Format all of the material below as a numbered list with one line per item, omitting blank lines and any pictures.

#####

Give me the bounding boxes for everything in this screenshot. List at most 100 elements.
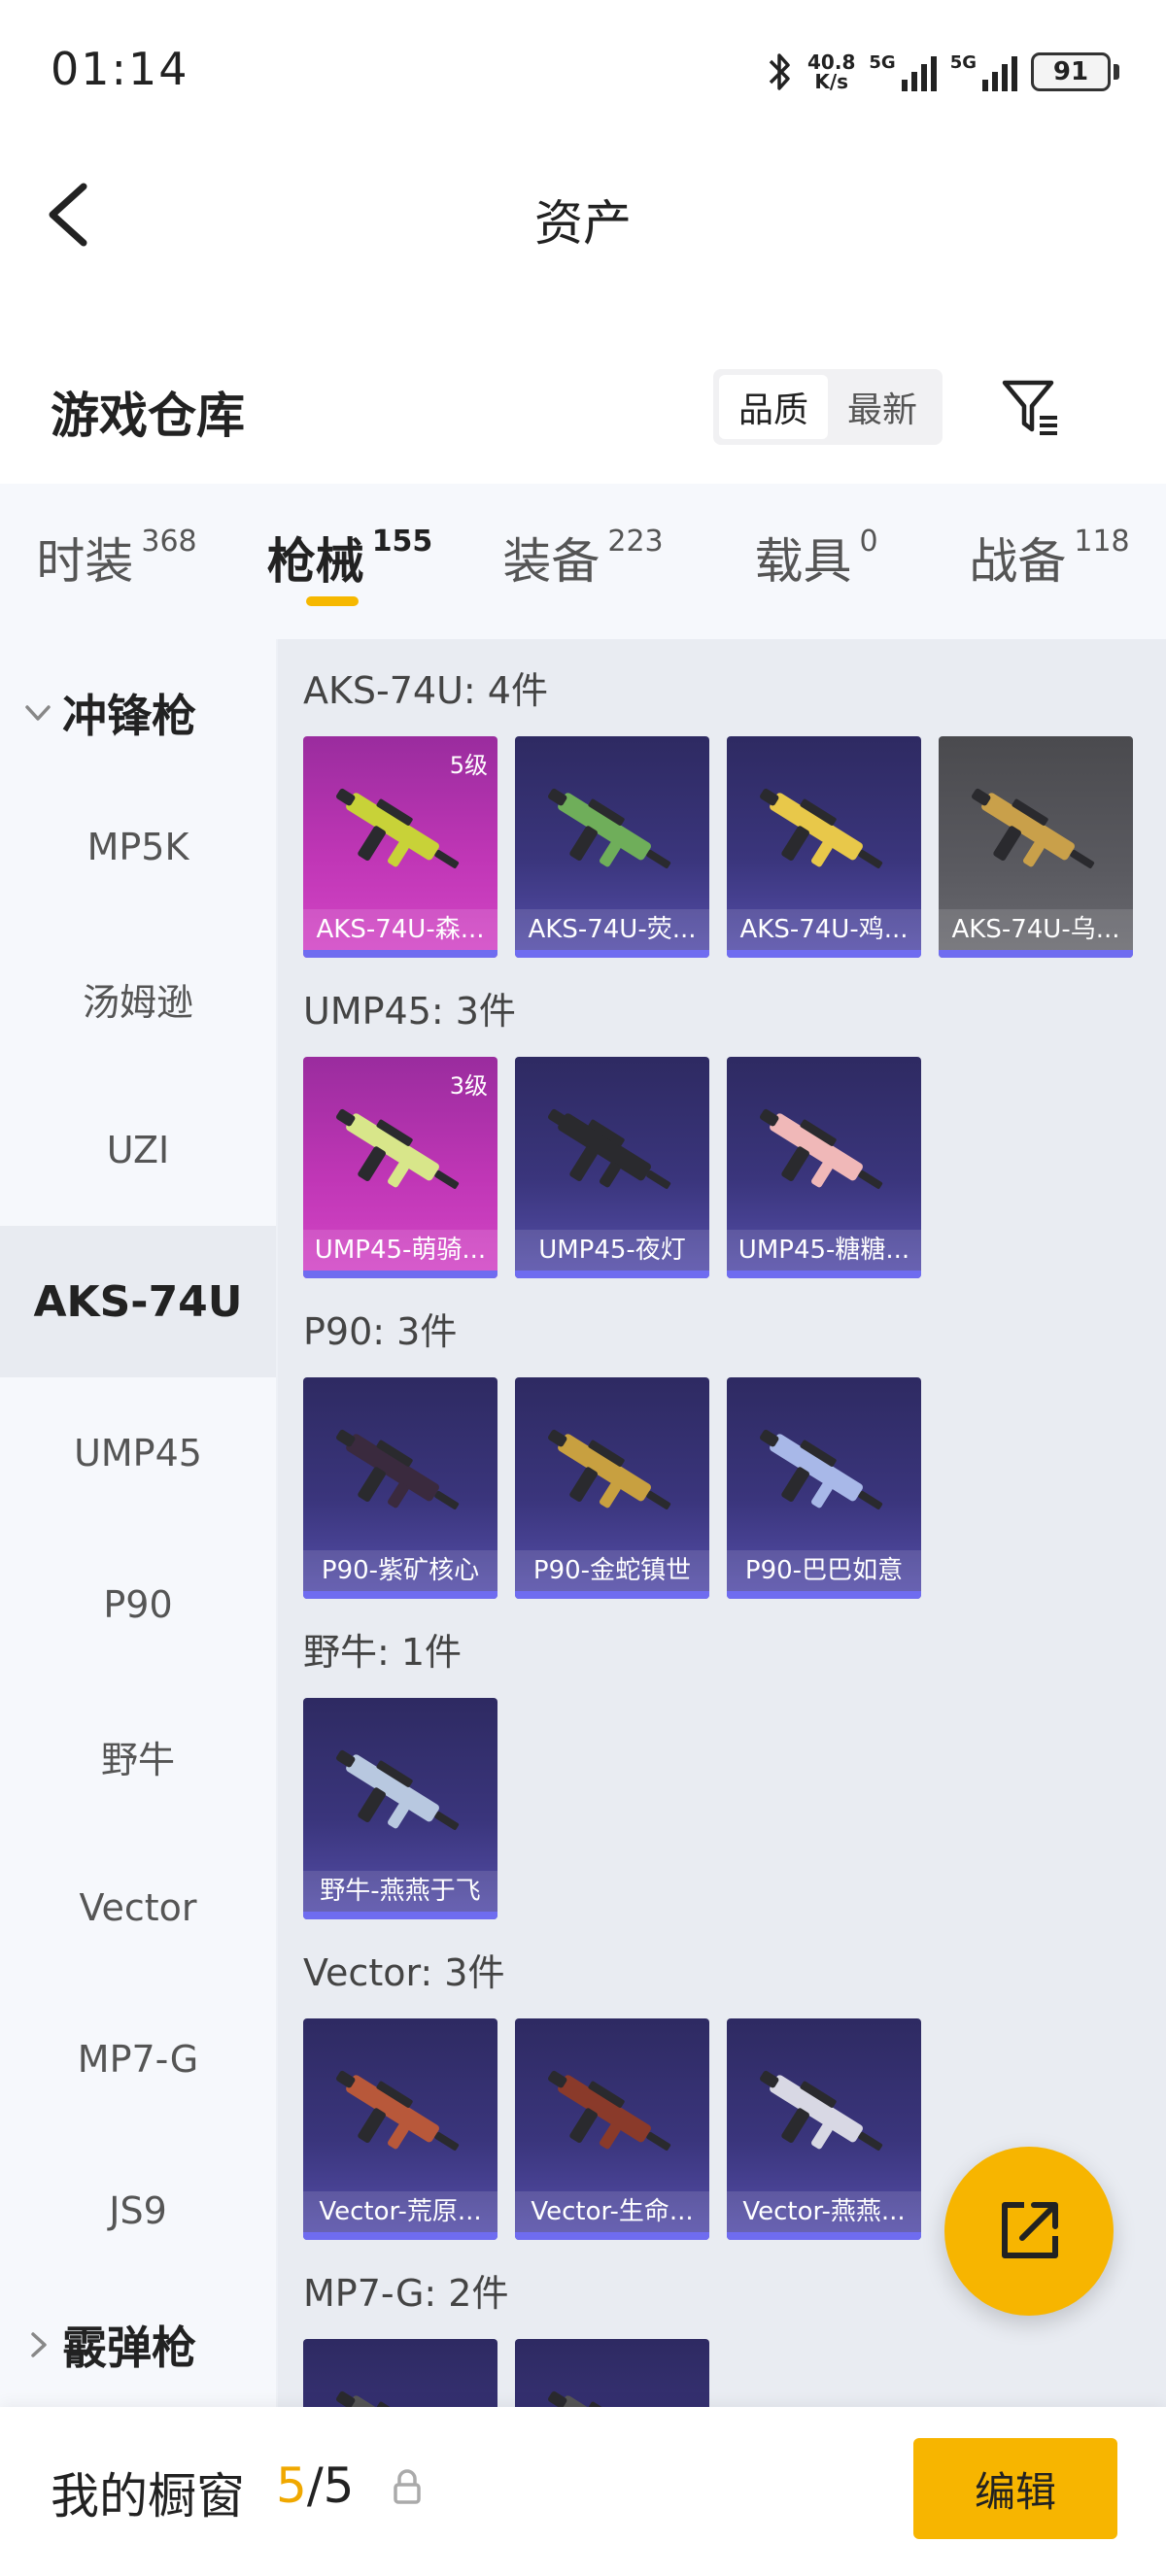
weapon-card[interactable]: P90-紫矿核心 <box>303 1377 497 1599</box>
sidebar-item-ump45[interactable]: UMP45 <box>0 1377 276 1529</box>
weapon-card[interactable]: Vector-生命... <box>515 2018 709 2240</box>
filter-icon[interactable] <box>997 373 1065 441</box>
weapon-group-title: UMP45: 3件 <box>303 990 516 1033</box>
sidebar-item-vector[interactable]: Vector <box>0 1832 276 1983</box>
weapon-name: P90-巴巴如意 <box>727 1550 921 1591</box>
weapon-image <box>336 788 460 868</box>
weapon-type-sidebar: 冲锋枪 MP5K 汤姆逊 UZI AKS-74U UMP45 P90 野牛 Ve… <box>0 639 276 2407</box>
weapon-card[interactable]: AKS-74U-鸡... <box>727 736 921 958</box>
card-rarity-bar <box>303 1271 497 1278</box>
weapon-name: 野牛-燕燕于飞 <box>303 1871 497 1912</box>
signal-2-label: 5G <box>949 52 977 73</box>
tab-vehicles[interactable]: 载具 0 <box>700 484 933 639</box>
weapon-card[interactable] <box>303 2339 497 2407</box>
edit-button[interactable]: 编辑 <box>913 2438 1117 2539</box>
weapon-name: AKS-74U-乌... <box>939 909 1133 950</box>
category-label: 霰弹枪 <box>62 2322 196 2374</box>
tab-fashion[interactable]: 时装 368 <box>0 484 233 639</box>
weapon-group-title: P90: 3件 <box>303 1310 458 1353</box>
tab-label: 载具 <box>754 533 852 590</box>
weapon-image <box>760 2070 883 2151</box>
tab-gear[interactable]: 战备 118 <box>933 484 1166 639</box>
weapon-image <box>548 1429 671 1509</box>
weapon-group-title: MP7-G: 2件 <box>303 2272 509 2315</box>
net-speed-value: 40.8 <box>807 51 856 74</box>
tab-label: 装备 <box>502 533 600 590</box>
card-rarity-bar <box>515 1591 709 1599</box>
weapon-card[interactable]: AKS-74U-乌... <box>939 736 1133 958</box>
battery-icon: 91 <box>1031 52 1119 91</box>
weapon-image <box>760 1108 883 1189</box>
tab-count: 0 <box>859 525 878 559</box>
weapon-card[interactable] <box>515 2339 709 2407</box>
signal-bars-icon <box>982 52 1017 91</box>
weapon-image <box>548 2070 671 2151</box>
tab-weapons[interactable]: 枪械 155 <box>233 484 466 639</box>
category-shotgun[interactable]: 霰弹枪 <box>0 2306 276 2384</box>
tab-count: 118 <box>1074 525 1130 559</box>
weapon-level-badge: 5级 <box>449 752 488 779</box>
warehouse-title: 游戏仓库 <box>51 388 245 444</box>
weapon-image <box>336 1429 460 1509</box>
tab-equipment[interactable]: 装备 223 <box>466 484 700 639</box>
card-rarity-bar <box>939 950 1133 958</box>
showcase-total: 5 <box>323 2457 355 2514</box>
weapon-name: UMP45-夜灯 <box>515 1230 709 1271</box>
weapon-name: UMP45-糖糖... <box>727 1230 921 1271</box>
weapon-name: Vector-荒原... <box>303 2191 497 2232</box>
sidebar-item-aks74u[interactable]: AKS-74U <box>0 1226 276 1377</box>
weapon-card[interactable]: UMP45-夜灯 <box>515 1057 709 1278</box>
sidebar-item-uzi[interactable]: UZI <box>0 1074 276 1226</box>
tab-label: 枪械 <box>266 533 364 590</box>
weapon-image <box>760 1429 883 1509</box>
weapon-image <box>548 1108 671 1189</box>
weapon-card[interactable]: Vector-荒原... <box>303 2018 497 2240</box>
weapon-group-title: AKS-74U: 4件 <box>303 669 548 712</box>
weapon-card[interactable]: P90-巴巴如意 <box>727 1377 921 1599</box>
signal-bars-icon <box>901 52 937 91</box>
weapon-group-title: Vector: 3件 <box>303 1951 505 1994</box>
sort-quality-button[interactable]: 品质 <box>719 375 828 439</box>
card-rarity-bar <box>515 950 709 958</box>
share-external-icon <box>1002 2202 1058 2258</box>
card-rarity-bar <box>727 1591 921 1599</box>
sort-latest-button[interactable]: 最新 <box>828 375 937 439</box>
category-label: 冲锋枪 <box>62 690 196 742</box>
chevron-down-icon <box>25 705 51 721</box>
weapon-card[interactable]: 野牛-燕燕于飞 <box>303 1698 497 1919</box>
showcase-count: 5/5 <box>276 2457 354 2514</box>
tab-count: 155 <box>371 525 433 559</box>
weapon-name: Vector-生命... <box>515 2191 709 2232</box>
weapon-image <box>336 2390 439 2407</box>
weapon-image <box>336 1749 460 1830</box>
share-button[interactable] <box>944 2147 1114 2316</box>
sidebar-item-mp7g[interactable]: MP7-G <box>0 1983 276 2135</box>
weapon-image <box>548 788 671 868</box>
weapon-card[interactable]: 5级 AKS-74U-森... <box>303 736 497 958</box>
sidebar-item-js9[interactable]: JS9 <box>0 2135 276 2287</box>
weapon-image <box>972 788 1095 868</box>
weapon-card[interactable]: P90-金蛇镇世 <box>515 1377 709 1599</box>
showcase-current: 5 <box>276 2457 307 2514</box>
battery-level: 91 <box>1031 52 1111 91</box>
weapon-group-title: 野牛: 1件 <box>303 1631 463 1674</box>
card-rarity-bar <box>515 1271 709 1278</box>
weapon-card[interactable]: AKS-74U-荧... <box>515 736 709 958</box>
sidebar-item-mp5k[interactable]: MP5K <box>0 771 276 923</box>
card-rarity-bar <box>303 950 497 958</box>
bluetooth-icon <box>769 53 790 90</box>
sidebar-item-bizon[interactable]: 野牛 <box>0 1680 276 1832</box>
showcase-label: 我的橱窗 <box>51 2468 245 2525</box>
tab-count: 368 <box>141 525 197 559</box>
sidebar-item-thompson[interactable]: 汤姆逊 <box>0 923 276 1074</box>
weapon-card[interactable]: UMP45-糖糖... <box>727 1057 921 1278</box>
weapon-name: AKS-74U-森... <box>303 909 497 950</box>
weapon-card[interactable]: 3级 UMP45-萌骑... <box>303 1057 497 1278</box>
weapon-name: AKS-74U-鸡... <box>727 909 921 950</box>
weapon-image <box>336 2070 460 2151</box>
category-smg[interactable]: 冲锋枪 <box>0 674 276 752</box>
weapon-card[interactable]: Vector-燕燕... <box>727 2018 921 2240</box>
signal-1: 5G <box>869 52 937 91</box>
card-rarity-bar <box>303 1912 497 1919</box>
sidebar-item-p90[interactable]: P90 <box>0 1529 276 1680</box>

#####

Exercise response:
1. Give me the bounding boxes for everything in this screenshot. List at most 100 elements.
2. weapon-card[interactable]: P90-紫矿核心 <box>303 1377 497 1599</box>
3. sidebar-item-ump45[interactable]: UMP45 <box>0 1377 276 1529</box>
4. weapon-card[interactable]: Vector-生命... <box>515 2018 709 2240</box>
5. filter-icon[interactable] <box>997 373 1065 441</box>
6. weapon-group-title: UMP45: 3件 <box>303 990 516 1033</box>
7. sidebar-item-vector[interactable]: Vector <box>0 1832 276 1983</box>
8. weapon-name: P90-巴巴如意 <box>727 1550 921 1591</box>
9. weapon-image <box>336 788 460 868</box>
10. weapon-type-sidebar: 冲锋枪 MP5K 汤姆逊 UZI AKS-74U UMP45 P90 野牛 Ve… <box>0 639 276 2407</box>
11. weapon-card[interactable]: AKS-74U-鸡... <box>727 736 921 958</box>
12. card-rarity-bar <box>303 1271 497 1278</box>
13. weapon-name: 野牛-燕燕于飞 <box>303 1871 497 1912</box>
14. signal-2-label: 5G <box>949 52 977 73</box>
15. tab-vehicles[interactable]: 载具 0 <box>700 484 933 639</box>
16. weapon-card[interactable] <box>303 2339 497 2407</box>
17. edit-button[interactable]: 编辑 <box>913 2438 1117 2539</box>
18. weapon-name: AKS-74U-乌... <box>939 909 1133 950</box>
19. category-label: 霰弹枪 <box>62 2322 196 2374</box>
20. tab-fashion[interactable]: 时装 368 <box>0 484 233 639</box>
21. weapon-group-title: P90: 3件 <box>303 1310 458 1353</box>
22. tab-label: 载具 <box>754 533 852 590</box>
23. weapon-image <box>760 2070 883 2151</box>
24. tab-gear[interactable]: 战备 118 <box>933 484 1166 639</box>
25. weapon-image <box>548 1429 671 1509</box>
26. weapon-group-title: MP7-G: 2件 <box>303 2272 509 2315</box>
27. net-speed-value: 40.8 <box>807 51 856 74</box>
28. tab-label: 装备 <box>502 533 600 590</box>
29. card-rarity-bar <box>515 1591 709 1599</box>
30. weapon-card[interactable]: AKS-74U-乌... <box>939 736 1133 958</box>
31. battery-icon: 91 <box>1031 52 1119 91</box>
32. weapon-image <box>760 1108 883 1189</box>
33. tab-count: 0 <box>859 525 878 559</box>
34. weapon-card[interactable] <box>515 2339 709 2407</box>
35. signal-bars-icon <box>982 52 1017 91</box>
36. weapon-image <box>548 2070 671 2151</box>
37. tab-weapons[interactable]: 枪械 155 <box>233 484 466 639</box>
38. category-shotgun[interactable]: 霰弹枪 <box>0 2306 276 2384</box>
39. tab-count: 118 <box>1074 525 1130 559</box>
40. weapon-level-badge: 5级 <box>449 752 488 779</box>
41. warehouse-title: 游戏仓库 <box>51 388 245 444</box>
42. weapon-image <box>336 1429 460 1509</box>
43. tab-equipment[interactable]: 装备 223 <box>466 484 700 639</box>
44. card-rarity-bar <box>939 950 1133 958</box>
45. showcase-total: 5 <box>323 2457 355 2514</box>
46. weapon-name: UMP45-夜灯 <box>515 1230 709 1271</box>
47. weapon-name: UMP45-糖糖... <box>727 1230 921 1271</box>
48. weapon-name: Vector-荒原... <box>303 2191 497 2232</box>
49. sidebar-item-aks74u[interactable]: AKS-74U <box>0 1226 276 1377</box>
50. weapon-card[interactable]: UMP45-夜灯 <box>515 1057 709 1278</box>
51. sidebar-item-uzi[interactable]: UZI <box>0 1074 276 1226</box>
52. tab-label: 枪械 <box>266 533 364 590</box>
53. weapon-image <box>760 1429 883 1509</box>
54. weapon-image <box>548 1108 671 1189</box>
55. weapon-card[interactable]: Vector-荒原... <box>303 2018 497 2240</box>
56. weapon-group-title: AKS-74U: 4件 <box>303 669 548 712</box>
57. weapon-card[interactable]: P90-巴巴如意 <box>727 1377 921 1599</box>
58. signal-bars-icon <box>901 52 937 91</box>
59. weapon-group-title: Vector: 3件 <box>303 1951 505 1994</box>
60. sort-quality-button[interactable]: 品质 <box>719 375 828 439</box>
61. card-rarity-bar <box>515 950 709 958</box>
62. share-external-icon <box>1002 2202 1058 2258</box>
63. card-rarity-bar <box>727 1591 921 1599</box>
64. sort-latest-button[interactable]: 最新 <box>828 375 937 439</box>
65. category-label: 冲锋枪 <box>62 690 196 742</box>
66. chevron-down-icon <box>25 705 51 721</box>
67. weapon-card[interactable]: 野牛-燕燕于飞 <box>303 1698 497 1919</box>
68. showcase-count: 5/5 <box>276 2457 354 2514</box>
69. tab-count: 155 <box>371 525 433 559</box>
70. weapon-name: Vector-生命... <box>515 2191 709 2232</box>
71. weapon-image <box>336 2390 439 2407</box>
72. weapon-image <box>336 1749 460 1830</box>
73. share-button[interactable] <box>944 2147 1114 2316</box>
74. sidebar-item-mp7g[interactable]: MP7-G <box>0 1983 276 2135</box>
75. weapon-image <box>548 788 671 868</box>
76. weapon-card[interactable]: 5级 AKS-74U-森... <box>303 736 497 958</box>
77. sidebar-item-js9[interactable]: JS9 <box>0 2135 276 2287</box>
78. weapon-image <box>972 788 1095 868</box>
79. weapon-card[interactable]: P90-金蛇镇世 <box>515 1377 709 1599</box>
80. showcase-current: 5 <box>276 2457 307 2514</box>
81. battery-level: 91 <box>1031 52 1111 91</box>
82. weapon-group-title: 野牛: 1件 <box>303 1631 463 1674</box>
83. card-rarity-bar <box>515 1271 709 1278</box>
84. weapon-card[interactable]: AKS-74U-荧... <box>515 736 709 958</box>
85. sidebar-item-mp5k[interactable]: MP5K <box>0 771 276 923</box>
86. card-rarity-bar <box>303 950 497 958</box>
87. bluetooth-icon <box>769 53 790 90</box>
88. sidebar-item-bizon[interactable]: 野牛 <box>0 1680 276 1832</box>
89. showcase-label: 我的橱窗 <box>51 2468 245 2525</box>
90. tab-count: 368 <box>141 525 197 559</box>
91. sidebar-item-thompson[interactable]: 汤姆逊 <box>0 923 276 1074</box>
92. weapon-card[interactable]: UMP45-糖糖... <box>727 1057 921 1278</box>
93. weapon-name: AKS-74U-森... <box>303 909 497 950</box>
94. weapon-card[interactable]: 3级 UMP45-萌骑... <box>303 1057 497 1278</box>
95. weapon-name: AKS-74U-鸡... <box>727 909 921 950</box>
96. weapon-image <box>336 2070 460 2151</box>
97. category-smg[interactable]: 冲锋枪 <box>0 674 276 752</box>
98. weapon-card[interactable]: Vector-燕燕... <box>727 2018 921 2240</box>
99. signal-1: 5G <box>869 52 937 91</box>
100. card-rarity-bar <box>303 1912 497 1919</box>
101. sidebar-item-p90[interactable]: P90 <box>0 1529 276 1680</box>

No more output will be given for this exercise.